*SUPPLIED MATERIAL*:
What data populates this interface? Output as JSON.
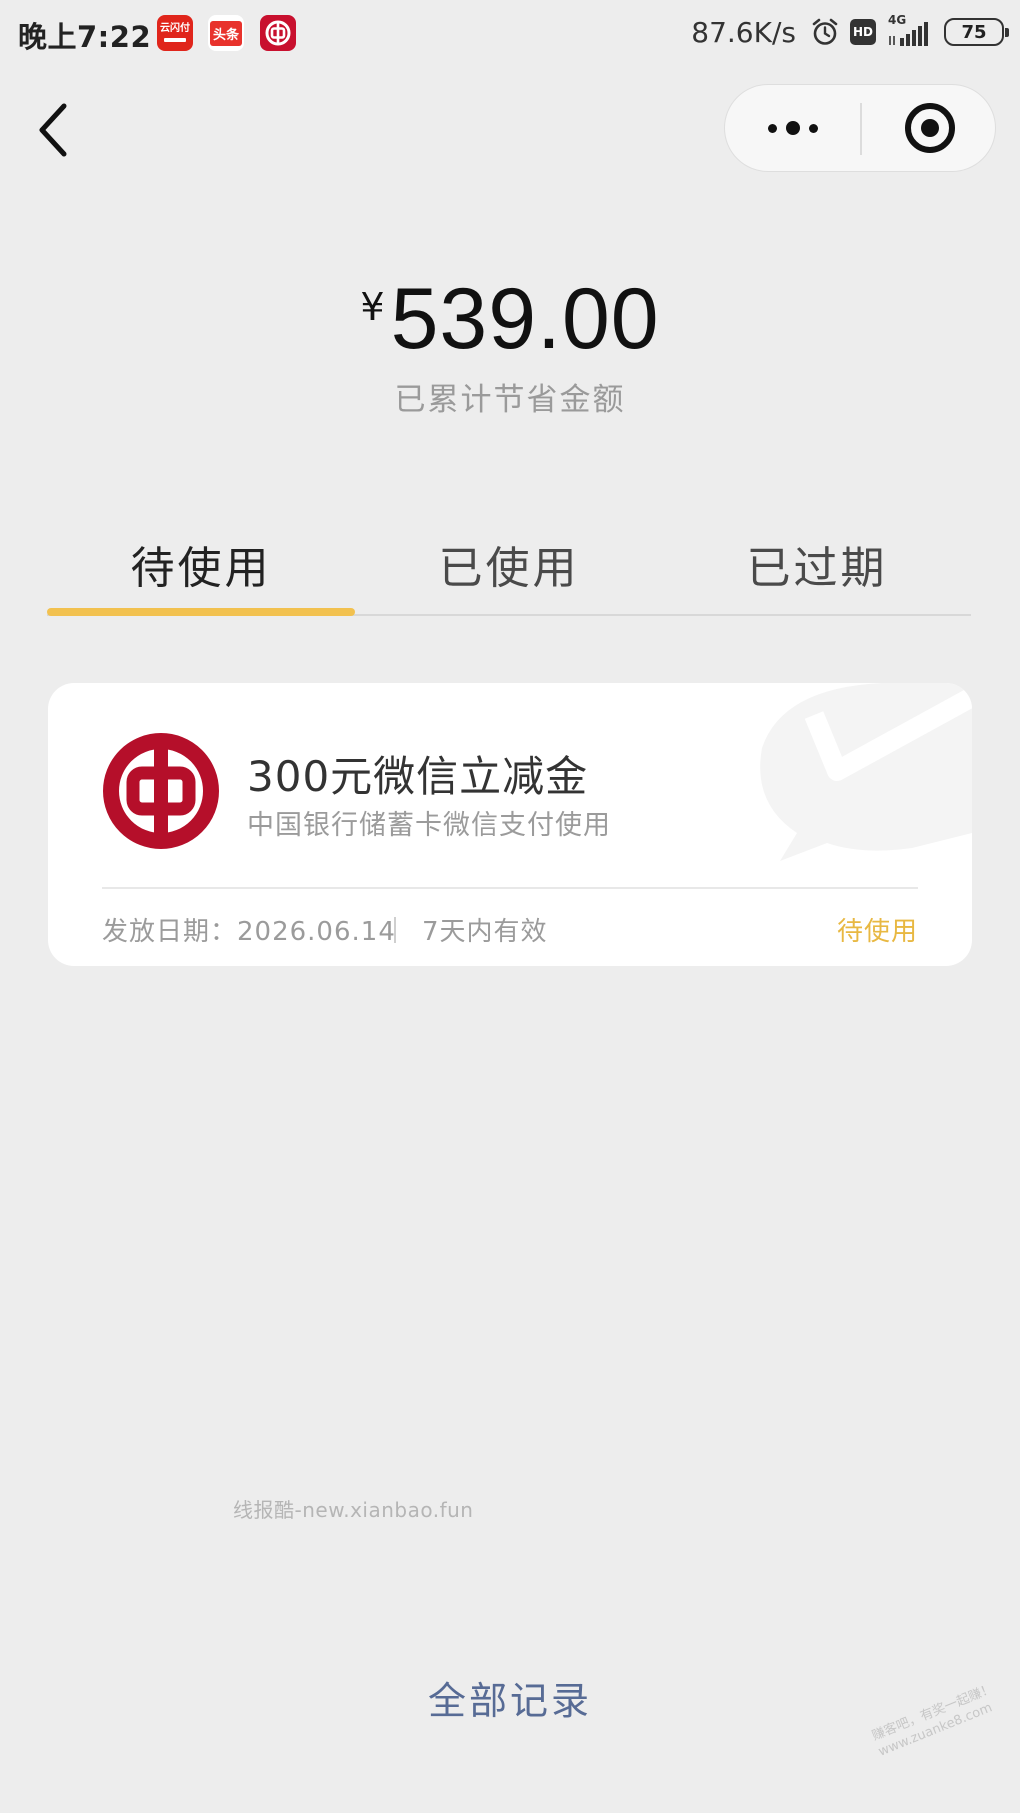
{
  "status_bar": {
    "time": "晚上7:22",
    "notifications": [
      {
        "name": "unionpay-icon",
        "label": "云闪付"
      },
      {
        "name": "toutiao-icon",
        "label": "头条"
      },
      {
        "name": "boc-app-icon",
        "label": ""
      }
    ],
    "net_speed": "87.6K/s",
    "hd_label": "HD",
    "network_type": "4G",
    "battery_level": "75"
  },
  "nav": {
    "back_icon": "chevron-left-icon",
    "more_icon": "more-dots-icon",
    "close_icon": "target-icon"
  },
  "summary": {
    "currency_symbol": "¥",
    "amount": "539.00",
    "caption": "已累计节省金额"
  },
  "tabs": [
    {
      "label": "待使用",
      "active": true
    },
    {
      "label": "已使用",
      "active": false
    },
    {
      "label": "已过期",
      "active": false
    }
  ],
  "coupon": {
    "title": "300元微信立减金",
    "description": "中国银行储蓄卡微信支付使用",
    "issue_date": "发放日期：2026.06.14",
    "validity": "7天内有效",
    "status": "待使用"
  },
  "watermark_text": "线报酷-new.xianbao.fun",
  "footer": {
    "all_records": "全部记录"
  },
  "corner_stamp": {
    "line1": "赚客吧，有奖一起赚！",
    "line2": "www.zuanke8.com"
  },
  "colors": {
    "background": "#ededed",
    "tab_indicator": "#f2c14f",
    "status_pending": "#e8b842",
    "link": "#576b95",
    "boc_red": "#c8102e"
  }
}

*OBJECTIVE*: From the records above, copy every line that holds the word "name".

*EXERCISE ANSWER*:
        "name": "unionpay-icon",
        "name": "toutiao-icon",
        "name": "boc-app-icon",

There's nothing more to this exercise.